Print the data exactly as it is given, please.

Items from a figure collection

begin

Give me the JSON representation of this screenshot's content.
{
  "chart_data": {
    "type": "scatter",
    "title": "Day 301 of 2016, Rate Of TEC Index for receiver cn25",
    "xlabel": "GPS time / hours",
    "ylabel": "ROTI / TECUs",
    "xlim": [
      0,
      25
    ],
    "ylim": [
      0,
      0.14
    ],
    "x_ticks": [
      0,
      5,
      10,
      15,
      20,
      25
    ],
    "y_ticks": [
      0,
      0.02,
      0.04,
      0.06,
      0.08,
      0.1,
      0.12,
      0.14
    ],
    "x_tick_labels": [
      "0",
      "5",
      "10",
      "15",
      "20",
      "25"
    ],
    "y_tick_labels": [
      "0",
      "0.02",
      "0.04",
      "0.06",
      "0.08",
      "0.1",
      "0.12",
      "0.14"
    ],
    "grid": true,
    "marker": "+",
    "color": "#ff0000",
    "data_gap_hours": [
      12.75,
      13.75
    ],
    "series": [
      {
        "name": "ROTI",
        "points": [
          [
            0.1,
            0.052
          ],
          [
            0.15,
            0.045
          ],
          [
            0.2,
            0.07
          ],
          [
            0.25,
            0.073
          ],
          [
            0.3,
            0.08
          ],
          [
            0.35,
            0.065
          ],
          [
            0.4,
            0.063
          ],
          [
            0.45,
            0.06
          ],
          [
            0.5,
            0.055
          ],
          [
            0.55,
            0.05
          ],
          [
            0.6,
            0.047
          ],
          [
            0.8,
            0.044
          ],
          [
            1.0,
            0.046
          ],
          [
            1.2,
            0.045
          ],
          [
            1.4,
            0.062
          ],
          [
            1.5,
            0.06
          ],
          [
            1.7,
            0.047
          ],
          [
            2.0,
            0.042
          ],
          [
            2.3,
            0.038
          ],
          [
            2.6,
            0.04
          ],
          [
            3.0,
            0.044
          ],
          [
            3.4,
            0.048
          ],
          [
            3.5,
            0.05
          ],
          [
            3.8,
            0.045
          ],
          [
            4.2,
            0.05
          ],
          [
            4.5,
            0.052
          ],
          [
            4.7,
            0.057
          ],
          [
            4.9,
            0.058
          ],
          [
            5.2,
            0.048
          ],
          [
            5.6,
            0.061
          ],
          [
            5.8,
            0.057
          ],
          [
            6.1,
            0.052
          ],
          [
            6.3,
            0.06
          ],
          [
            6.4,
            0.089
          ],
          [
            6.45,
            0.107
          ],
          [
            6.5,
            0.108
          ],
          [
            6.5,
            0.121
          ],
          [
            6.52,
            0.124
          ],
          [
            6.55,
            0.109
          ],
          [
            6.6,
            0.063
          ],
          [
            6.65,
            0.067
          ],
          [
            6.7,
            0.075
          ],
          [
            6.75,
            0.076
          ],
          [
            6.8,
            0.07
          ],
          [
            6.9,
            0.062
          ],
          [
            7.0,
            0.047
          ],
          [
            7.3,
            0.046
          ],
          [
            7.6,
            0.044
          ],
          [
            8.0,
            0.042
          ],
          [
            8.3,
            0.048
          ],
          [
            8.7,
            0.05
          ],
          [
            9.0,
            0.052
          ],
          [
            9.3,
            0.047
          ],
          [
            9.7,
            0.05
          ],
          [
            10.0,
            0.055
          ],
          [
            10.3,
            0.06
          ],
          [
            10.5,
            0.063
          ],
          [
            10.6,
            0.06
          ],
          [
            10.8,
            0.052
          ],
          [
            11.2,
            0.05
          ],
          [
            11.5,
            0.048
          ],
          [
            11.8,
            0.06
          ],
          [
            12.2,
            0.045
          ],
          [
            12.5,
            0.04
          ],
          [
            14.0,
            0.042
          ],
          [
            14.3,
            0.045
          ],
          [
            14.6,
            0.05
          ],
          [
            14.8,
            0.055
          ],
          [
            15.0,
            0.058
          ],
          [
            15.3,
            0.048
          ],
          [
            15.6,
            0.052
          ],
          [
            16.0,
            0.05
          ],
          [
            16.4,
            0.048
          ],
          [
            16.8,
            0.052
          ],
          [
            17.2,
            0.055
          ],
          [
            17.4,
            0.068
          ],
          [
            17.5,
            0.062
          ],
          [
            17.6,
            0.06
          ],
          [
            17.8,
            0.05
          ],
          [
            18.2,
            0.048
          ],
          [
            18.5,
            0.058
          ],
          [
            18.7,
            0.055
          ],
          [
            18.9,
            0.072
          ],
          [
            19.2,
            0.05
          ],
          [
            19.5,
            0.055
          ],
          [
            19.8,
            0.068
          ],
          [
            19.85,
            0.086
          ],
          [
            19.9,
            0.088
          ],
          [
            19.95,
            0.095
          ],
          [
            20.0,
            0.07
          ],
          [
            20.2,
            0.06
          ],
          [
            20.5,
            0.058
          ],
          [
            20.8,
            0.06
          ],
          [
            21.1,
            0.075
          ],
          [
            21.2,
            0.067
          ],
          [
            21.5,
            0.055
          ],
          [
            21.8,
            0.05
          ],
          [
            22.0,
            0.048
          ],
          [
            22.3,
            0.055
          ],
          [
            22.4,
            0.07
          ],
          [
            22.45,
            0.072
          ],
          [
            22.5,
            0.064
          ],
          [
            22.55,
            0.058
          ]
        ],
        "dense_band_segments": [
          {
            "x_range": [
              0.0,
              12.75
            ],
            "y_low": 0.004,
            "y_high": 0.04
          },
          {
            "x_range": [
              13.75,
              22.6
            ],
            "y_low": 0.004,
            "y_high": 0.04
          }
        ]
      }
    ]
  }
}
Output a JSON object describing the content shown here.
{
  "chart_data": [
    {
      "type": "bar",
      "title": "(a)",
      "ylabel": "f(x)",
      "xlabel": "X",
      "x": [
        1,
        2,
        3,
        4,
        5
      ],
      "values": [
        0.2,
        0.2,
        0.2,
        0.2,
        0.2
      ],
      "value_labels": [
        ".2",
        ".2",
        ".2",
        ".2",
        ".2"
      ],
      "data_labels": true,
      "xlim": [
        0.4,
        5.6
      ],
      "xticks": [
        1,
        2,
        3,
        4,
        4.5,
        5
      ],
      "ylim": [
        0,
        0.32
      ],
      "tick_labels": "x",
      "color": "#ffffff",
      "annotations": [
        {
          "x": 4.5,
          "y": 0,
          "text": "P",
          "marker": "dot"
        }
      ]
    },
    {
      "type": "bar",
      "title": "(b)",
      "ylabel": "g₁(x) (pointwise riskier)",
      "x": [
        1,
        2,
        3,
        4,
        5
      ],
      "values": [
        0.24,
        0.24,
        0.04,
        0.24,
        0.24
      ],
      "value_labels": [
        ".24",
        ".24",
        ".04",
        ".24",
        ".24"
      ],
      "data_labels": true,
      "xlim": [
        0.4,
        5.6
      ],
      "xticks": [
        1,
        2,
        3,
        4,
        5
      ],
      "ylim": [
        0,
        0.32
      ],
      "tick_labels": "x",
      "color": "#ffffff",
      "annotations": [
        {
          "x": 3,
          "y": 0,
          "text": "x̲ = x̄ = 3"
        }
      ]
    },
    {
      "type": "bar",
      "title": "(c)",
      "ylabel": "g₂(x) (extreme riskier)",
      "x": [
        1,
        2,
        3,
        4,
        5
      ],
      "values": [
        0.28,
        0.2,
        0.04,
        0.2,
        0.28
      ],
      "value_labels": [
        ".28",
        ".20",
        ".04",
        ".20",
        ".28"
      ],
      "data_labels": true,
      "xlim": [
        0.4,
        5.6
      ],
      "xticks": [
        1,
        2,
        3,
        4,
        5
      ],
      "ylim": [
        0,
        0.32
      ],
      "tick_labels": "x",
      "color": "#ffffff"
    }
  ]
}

end

SOLUTION
Give me the JSON representation of this screenshot's content.
{
  "chart_data": {
    "type": "scatter",
    "title": "Day 301 of 2016, Rate Of TEC Index for receiver cn25",
    "xlabel": "GPS time / hours",
    "ylabel": "ROTI / TECUs",
    "xlim": [
      0,
      25
    ],
    "ylim": [
      0,
      0.14
    ],
    "x_ticks": [
      0,
      5,
      10,
      15,
      20,
      25
    ],
    "y_ticks": [
      0,
      0.02,
      0.04,
      0.06,
      0.08,
      0.1,
      0.12,
      0.14
    ],
    "x_tick_labels": [
      "0",
      "5",
      "10",
      "15",
      "20",
      "25"
    ],
    "y_tick_labels": [
      "0",
      "0.02",
      "0.04",
      "0.06",
      "0.08",
      "0.1",
      "0.12",
      "0.14"
    ],
    "grid": true,
    "marker": "+",
    "color": "#ff0000",
    "data_gap_hours": [
      12.75,
      13.75
    ],
    "series": [
      {
        "name": "ROTI",
        "points": [
          [
            0.1,
            0.052
          ],
          [
            0.15,
            0.045
          ],
          [
            0.2,
            0.07
          ],
          [
            0.25,
            0.073
          ],
          [
            0.3,
            0.08
          ],
          [
            0.35,
            0.065
          ],
          [
            0.4,
            0.063
          ],
          [
            0.45,
            0.06
          ],
          [
            0.5,
            0.055
          ],
          [
            0.55,
            0.05
          ],
          [
            0.6,
            0.047
          ],
          [
            0.8,
            0.044
          ],
          [
            1.0,
            0.046
          ],
          [
            1.2,
            0.045
          ],
          [
            1.4,
            0.062
          ],
          [
            1.5,
            0.06
          ],
          [
            1.7,
            0.047
          ],
          [
            2.0,
            0.042
          ],
          [
            2.3,
            0.038
          ],
          [
            2.6,
            0.04
          ],
          [
            3.0,
            0.044
          ],
          [
            3.4,
            0.048
          ],
          [
            3.5,
            0.05
          ],
          [
            3.8,
            0.045
          ],
          [
            4.2,
            0.05
          ],
          [
            4.5,
            0.052
          ],
          [
            4.7,
            0.057
          ],
          [
            4.9,
            0.058
          ],
          [
            5.2,
            0.048
          ],
          [
            5.6,
            0.061
          ],
          [
            5.8,
            0.057
          ],
          [
            6.1,
            0.052
          ],
          [
            6.3,
            0.06
          ],
          [
            6.4,
            0.089
          ],
          [
            6.45,
            0.107
          ],
          [
            6.5,
            0.108
          ],
          [
            6.5,
            0.121
          ],
          [
            6.52,
            0.124
          ],
          [
            6.55,
            0.109
          ],
          [
            6.6,
            0.063
          ],
          [
            6.65,
            0.067
          ],
          [
            6.7,
            0.075
          ],
          [
            6.75,
            0.076
          ],
          [
            6.8,
            0.07
          ],
          [
            6.9,
            0.062
          ],
          [
            7.0,
            0.047
          ],
          [
            7.3,
            0.046
          ],
          [
            7.6,
            0.044
          ],
          [
            8.0,
            0.042
          ],
          [
            8.3,
            0.048
          ],
          [
            8.7,
            0.05
          ],
          [
            9.0,
            0.052
          ],
          [
            9.3,
            0.047
          ],
          [
            9.7,
            0.05
          ],
          [
            10.0,
            0.055
          ],
          [
            10.3,
            0.06
          ],
          [
            10.5,
            0.063
          ],
          [
            10.6,
            0.06
          ],
          [
            10.8,
            0.052
          ],
          [
            11.2,
            0.05
          ],
          [
            11.5,
            0.048
          ],
          [
            11.8,
            0.06
          ],
          [
            12.2,
            0.045
          ],
          [
            12.5,
            0.04
          ],
          [
            14.0,
            0.042
          ],
          [
            14.3,
            0.045
          ],
          [
            14.6,
            0.05
          ],
          [
            14.8,
            0.055
          ],
          [
            15.0,
            0.058
          ],
          [
            15.3,
            0.048
          ],
          [
            15.6,
            0.052
          ],
          [
            16.0,
            0.05
          ],
          [
            16.4,
            0.048
          ],
          [
            16.8,
            0.052
          ],
          [
            17.2,
            0.055
          ],
          [
            17.4,
            0.068
          ],
          [
            17.5,
            0.062
          ],
          [
            17.6,
            0.06
          ],
          [
            17.8,
            0.05
          ],
          [
            18.2,
            0.048
          ],
          [
            18.5,
            0.058
          ],
          [
            18.7,
            0.055
          ],
          [
            18.9,
            0.072
          ],
          [
            19.2,
            0.05
          ],
          [
            19.5,
            0.055
          ],
          [
            19.8,
            0.068
          ],
          [
            19.85,
            0.086
          ],
          [
            19.9,
            0.088
          ],
          [
            19.95,
            0.095
          ],
          [
            20.0,
            0.07
          ],
          [
            20.2,
            0.06
          ],
          [
            20.5,
            0.058
          ],
          [
            20.8,
            0.06
          ],
          [
            21.1,
            0.075
          ],
          [
            21.2,
            0.067
          ],
          [
            21.5,
            0.055
          ],
          [
            21.8,
            0.05
          ],
          [
            22.0,
            0.048
          ],
          [
            22.3,
            0.055
          ],
          [
            22.4,
            0.07
          ],
          [
            22.45,
            0.072
          ],
          [
            22.5,
            0.064
          ],
          [
            22.55,
            0.058
          ]
        ],
        "dense_band_segments": [
          {
            "x_range": [
              0.0,
              12.75
            ],
            "y_low": 0.004,
            "y_high": 0.04
          },
          {
            "x_range": [
              13.75,
              22.6
            ],
            "y_low": 0.004,
            "y_high": 0.04
          }
        ]
      }
    ]
  }
}
Output a JSON object describing the content shown here.
{
  "chart_data": [
    {
      "type": "bar",
      "title": "(a)",
      "ylabel": "f(x)",
      "xlabel": "X",
      "x": [
        1,
        2,
        3,
        4,
        5
      ],
      "values": [
        0.2,
        0.2,
        0.2,
        0.2,
        0.2
      ],
      "value_labels": [
        ".2",
        ".2",
        ".2",
        ".2",
        ".2"
      ],
      "data_labels": true,
      "xlim": [
        0.4,
        5.6
      ],
      "xticks": [
        1,
        2,
        3,
        4,
        4.5,
        5
      ],
      "ylim": [
        0,
        0.32
      ],
      "tick_labels": "x",
      "color": "#ffffff",
      "annotations": [
        {
          "x": 4.5,
          "y": 0,
          "text": "P",
          "marker": "dot"
        }
      ]
    },
    {
      "type": "bar",
      "title": "(b)",
      "ylabel": "g₁(x) (pointwise riskier)",
      "x": [
        1,
        2,
        3,
        4,
        5
      ],
      "values": [
        0.24,
        0.24,
        0.04,
        0.24,
        0.24
      ],
      "value_labels": [
        ".24",
        ".24",
        ".04",
        ".24",
        ".24"
      ],
      "data_labels": true,
      "xlim": [
        0.4,
        5.6
      ],
      "xticks": [
        1,
        2,
        3,
        4,
        5
      ],
      "ylim": [
        0,
        0.32
      ],
      "tick_labels": "x",
      "color": "#ffffff",
      "annotations": [
        {
          "x": 3,
          "y": 0,
          "text": "x̲ = x̄ = 3"
        }
      ]
    },
    {
      "type": "bar",
      "title": "(c)",
      "ylabel": "g₂(x) (extreme riskier)",
      "x": [
        1,
        2,
        3,
        4,
        5
      ],
      "values": [
        0.28,
        0.2,
        0.04,
        0.2,
        0.28
      ],
      "value_labels": [
        ".28",
        ".20",
        ".04",
        ".20",
        ".28"
      ],
      "data_labels": true,
      "xlim": [
        0.4,
        5.6
      ],
      "xticks": [
        1,
        2,
        3,
        4,
        5
      ],
      "ylim": [
        0,
        0.32
      ],
      "tick_labels": "x",
      "color": "#ffffff"
    }
  ]
}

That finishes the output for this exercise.